Your objective
Which lines hold the string "Default"? Copy every one of them.

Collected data
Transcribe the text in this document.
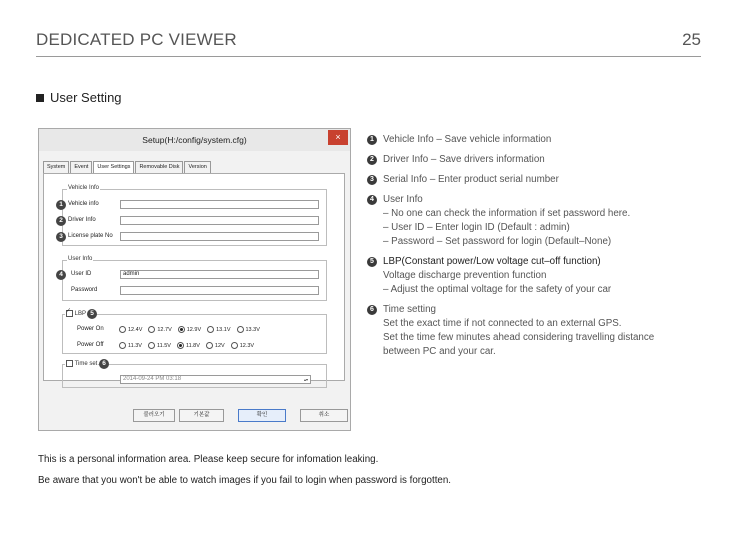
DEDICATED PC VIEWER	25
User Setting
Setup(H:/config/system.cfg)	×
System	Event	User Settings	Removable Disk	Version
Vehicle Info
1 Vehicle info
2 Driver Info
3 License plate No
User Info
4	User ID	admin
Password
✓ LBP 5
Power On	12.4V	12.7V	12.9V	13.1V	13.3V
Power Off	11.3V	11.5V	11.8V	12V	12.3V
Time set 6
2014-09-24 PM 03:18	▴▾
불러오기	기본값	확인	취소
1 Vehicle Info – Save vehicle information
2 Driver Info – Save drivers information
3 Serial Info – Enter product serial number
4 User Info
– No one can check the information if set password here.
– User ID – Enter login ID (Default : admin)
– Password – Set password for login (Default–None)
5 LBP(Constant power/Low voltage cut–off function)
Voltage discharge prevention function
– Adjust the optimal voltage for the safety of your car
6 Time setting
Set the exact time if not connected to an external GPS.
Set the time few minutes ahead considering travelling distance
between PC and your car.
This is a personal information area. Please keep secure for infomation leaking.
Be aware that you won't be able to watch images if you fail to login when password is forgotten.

Task result
– User ID – Enter login ID (Default : admin)
– Password – Set password for login (Default–None)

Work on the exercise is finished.